## begin Data for processing
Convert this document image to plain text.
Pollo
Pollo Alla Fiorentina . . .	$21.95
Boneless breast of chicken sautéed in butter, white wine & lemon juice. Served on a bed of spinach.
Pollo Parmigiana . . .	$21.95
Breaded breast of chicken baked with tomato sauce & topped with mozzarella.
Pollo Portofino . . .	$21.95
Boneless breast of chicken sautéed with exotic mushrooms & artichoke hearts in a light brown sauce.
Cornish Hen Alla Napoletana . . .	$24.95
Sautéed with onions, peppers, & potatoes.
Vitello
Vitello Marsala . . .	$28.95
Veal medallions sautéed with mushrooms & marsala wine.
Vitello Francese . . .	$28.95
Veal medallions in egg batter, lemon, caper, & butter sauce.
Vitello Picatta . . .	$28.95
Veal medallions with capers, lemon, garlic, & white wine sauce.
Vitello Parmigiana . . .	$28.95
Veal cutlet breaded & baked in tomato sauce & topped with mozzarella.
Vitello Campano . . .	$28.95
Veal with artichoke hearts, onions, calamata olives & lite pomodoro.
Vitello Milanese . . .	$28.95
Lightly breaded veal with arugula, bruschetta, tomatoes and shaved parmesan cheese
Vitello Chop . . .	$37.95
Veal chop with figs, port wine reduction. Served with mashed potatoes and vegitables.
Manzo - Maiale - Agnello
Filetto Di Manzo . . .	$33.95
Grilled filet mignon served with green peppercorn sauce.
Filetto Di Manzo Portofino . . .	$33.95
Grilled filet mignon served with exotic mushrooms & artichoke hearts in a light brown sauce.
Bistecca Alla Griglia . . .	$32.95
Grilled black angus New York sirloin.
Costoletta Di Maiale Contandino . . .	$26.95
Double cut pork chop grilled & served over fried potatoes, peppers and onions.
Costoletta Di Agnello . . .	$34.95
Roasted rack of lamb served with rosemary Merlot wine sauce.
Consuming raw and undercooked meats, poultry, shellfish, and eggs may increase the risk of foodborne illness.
## end Data for processing
Short problem:
Go through the records and gather the lines that hold "Parmigiana".

Expected output:
Pollo Parmigiana . . .	$21.95
Vitello Parmigiana . . .	$28.95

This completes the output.